Crítica da cultura de massa ou da cultura da performance? Artigo de Leonardo T.Oliveira no Blog de Ópera e Ballet.
Neste mês os críticos de música ganharam uma
catártica oportunidade de fazerem justiça com as próprias mãos: o violinista e
maestro pop star André Rieu anunciou uma série de shows no Brasil. E mais: os
três shows inicialmente agendados para o Ginásio do Ibirapuera em São Paulo
aumentaram para dezoito desde a procura massiva por ingressos (que vão
de R$140,00 pra cima). Nesse meio tempo sobrou paulada para exorcizar os
demônios desse fruto espúrio do show biz, que empresta trechos do
repertório clássico em arranjos glamourosos para um espetáculo de gala de grande
produção visual e coreográfica, etc., como muitos conhecem. Leonardo Martinelli para a Revista Concerto, por exemplo,
cura um câncer na comunidade musical ao expor o poder descaracterizador do
abuso de estereótipos musicais e teatrais de André Rieu, a mediocridade de
reduzir músicas clássicas e populares a um mesmo arranjo “paquidérmico” que
esmaga uma riqueza estilística, e a agridoce ilusão de quem justifica abordagens
levianas da música clássica como uma verossímil porta de entrada para um
amadurecimento a longo prazo do ouvinte.
Um passo adiante
Mas terça-feira meu quase xará Leandro Oliveira
deu um surpreendente
passo adiante nesta discussão escrevendo para o blog da
Dicta&Contradicta. Ele identifica muito corretamente uma
oposição que ganha tons salvíficos tanto na crítica do Martinelli como de
outros: a de fazer o claro serviço de separar a grande arte da
cultura de massa. Ou seja, André Rieu é um
entertainer, e o ouvinte – ouvindo-o ou não, gostando dele ou não – que
jamais se deixe confundir entre a derivativa cultura de massa e a verdadeira
grande arte.
Essa distinção da crítica mostra tocar em um
sério nervo ideológico. Pois além de se criticar um entertainer como
André Rieu por seus clichês e apelos baratos, não se costuma eximi-lo de uma
condenação final: André Rieu é uma aviltação ao patrimônio da música dos grandes
compositores – é uma ofensa à grande arte.
E é aqui que o Leandro pergunta: será que essa
separação entre grande arte e cultura de massa é suficiente para essa condenação
do entertainer? O pianista sensacionalista Lang Lang, por exemplo, é
plenamente aceito dentro das próprias cercas da grande arte – com contratos com
grandes gravadoras especializadas, títulos acadêmicos honoris causa,
masterclasses, convites de honra de sociedades culturais, etc. –, mas ele
próprio, segundo o Leandro, também não passa de um entertainer, com as
devidas proporções, como o André Rieu! Ou seja: o critério de separação entre
grande arte e cultura de massa não é capaz de explicar os sucessos vulgares
presentes tanto na grande arte como na cultura de massa, então como
será capaz de condená-los com base apenas nessa separação? Por isso, ao invés
dessa separação, outro critério parece mais óbvio: o da cultura da
performance. Tanto André Rieu como Lang Lang sabem fazer o que o
público quer ver, e contra isso não há refúgio, pois se trata de um processo
aleatório que o próprio meio da grande arte – ainda que se arrogue possuir
defensores com critérios objetivos – não impede.

━━━━━━━━

**TAREFAS PROPOSTAS**
(a) Indique se cada afirmação concorda com o artigo sobre André Rieu, respondendo sim ou não e citando literalmente as palavras do artigo que decidem a questão: (i) os shows previstos para o Ginásio do Ibirapuera passaram de três para dezoito; (ii) Leandro Oliveira publicou sua análise na Revista Concerto; (iii) segundo Leandro, Lang Lang também é um entertainer.
(b) Reescreva os registros do início até a linha que contém "body-line: Near to", com as duas extremidades incluídas. Troque "Ordnance Datum" por "sea level" e mantenha todo o resto inalterado.

━━━━━━━━

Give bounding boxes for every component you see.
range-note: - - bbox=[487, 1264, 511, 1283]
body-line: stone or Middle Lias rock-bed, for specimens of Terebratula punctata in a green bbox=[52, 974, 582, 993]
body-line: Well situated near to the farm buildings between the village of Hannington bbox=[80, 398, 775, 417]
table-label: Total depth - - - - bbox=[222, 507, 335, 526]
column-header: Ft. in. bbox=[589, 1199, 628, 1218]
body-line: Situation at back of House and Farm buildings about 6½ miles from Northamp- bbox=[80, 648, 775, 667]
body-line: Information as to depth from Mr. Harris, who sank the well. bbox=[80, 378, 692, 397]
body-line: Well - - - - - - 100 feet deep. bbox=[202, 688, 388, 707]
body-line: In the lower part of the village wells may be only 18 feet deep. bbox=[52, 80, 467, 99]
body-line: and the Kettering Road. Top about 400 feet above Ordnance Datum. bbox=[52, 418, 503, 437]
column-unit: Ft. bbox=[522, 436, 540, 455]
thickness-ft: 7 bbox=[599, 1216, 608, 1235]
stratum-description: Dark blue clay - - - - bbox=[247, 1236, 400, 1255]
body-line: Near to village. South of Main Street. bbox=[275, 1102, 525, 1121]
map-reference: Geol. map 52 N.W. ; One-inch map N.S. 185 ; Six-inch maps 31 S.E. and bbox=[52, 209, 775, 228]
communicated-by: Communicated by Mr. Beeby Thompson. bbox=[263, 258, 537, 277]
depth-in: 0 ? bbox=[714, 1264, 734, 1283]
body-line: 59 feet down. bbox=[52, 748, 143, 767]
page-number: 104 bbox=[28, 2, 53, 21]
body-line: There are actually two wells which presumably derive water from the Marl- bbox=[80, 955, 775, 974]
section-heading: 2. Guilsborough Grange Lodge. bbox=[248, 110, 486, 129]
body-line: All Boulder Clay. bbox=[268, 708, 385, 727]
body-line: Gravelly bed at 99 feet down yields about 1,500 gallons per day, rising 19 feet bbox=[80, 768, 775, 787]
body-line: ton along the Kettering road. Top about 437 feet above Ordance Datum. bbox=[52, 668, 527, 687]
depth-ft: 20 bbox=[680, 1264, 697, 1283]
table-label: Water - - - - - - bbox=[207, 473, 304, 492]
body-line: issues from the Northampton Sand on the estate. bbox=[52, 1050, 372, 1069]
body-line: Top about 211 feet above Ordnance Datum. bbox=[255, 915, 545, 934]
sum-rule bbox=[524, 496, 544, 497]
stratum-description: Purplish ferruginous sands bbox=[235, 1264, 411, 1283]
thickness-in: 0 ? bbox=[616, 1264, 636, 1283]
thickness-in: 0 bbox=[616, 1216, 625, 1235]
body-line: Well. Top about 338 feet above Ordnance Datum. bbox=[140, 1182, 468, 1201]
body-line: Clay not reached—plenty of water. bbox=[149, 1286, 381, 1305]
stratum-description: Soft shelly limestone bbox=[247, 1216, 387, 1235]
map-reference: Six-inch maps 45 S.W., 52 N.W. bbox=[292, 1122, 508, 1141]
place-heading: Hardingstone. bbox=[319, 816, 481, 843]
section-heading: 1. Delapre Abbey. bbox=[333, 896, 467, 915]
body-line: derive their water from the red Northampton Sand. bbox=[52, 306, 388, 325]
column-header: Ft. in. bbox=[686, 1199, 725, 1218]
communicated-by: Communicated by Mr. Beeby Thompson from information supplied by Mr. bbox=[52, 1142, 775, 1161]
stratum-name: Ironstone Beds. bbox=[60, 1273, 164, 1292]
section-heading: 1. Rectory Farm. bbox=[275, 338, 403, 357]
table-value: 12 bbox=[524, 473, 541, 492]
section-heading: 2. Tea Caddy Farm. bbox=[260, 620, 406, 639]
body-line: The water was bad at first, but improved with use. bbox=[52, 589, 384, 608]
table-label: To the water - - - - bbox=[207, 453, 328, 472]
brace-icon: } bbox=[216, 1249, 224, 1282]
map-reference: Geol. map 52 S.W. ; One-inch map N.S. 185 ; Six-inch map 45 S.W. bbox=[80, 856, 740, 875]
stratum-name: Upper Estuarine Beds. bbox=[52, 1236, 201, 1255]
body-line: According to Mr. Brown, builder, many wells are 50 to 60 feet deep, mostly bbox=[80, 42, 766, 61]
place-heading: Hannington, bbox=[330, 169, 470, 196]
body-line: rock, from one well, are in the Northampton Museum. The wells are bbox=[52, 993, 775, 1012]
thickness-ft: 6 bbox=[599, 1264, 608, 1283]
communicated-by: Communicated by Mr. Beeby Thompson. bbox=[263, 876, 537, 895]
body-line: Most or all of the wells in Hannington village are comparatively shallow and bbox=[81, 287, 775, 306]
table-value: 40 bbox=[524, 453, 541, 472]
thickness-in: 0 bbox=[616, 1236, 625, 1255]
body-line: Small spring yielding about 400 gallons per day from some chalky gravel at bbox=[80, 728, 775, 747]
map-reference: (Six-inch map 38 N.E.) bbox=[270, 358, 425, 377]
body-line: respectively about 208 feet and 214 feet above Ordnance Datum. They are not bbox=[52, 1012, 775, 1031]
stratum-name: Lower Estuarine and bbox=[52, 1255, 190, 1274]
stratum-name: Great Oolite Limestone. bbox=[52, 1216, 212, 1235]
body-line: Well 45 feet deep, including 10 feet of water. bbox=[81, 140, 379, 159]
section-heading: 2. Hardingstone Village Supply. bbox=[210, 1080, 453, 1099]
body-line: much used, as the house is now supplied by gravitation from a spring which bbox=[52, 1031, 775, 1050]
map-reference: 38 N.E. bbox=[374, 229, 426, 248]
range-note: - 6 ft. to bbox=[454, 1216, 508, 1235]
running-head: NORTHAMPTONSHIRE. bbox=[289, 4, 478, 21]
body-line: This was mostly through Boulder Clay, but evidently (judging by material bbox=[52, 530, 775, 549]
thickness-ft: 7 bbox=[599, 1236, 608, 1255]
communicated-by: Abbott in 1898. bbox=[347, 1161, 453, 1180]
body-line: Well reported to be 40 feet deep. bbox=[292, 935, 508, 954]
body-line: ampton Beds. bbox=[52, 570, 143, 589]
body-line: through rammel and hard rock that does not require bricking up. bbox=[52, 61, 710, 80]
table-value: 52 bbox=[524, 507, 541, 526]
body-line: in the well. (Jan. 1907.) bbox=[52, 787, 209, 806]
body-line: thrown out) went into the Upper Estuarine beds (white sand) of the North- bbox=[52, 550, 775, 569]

━━━━━━━━

**RESPOSTAS POR TAREFA**
(a)
(i) Sim: "os três shows inicialmente agendados para o Ginásio do Ibirapuera em São Paulo aumentaram para dezoito".
(ii) Não: "escrevendo para o blog da Dicta&Contradicta".
(iii) Sim: "segundo o Leandro, também não passa de um entertainer".

(b)
Give bounding boxes for every component you see.
range-note: - - bbox=[487, 1264, 511, 1283]
body-line: stone or Middle Lias rock-bed, for specimens of Terebratula punctata in a green bbox=[52, 974, 582, 993]
body-line: Well situated near to the farm buildings between the village of Hannington bbox=[80, 398, 775, 417]
table-label: Total depth - - - - bbox=[222, 507, 335, 526]
column-header: Ft. in. bbox=[589, 1199, 628, 1218]
body-line: Situation at back of House and Farm buildings about 6½ miles from Northamp- bbox=[80, 648, 775, 667]
body-line: Information as to depth from Mr. Harris, who sank the well. bbox=[80, 378, 692, 397]
body-line: Well - - - - - - 100 feet deep. bbox=[202, 688, 388, 707]
body-line: In the lower part of the village wells may be only 18 feet deep. bbox=[52, 80, 467, 99]
body-line: and the Kettering Road. Top about 400 feet above sea level. bbox=[52, 418, 503, 437]
column-unit: Ft. bbox=[522, 436, 540, 455]
thickness-ft: 7 bbox=[599, 1216, 608, 1235]
stratum-description: Dark blue clay - - - - bbox=[247, 1236, 400, 1255]
body-line: Near to village. South of Main Street. bbox=[275, 1102, 525, 1121]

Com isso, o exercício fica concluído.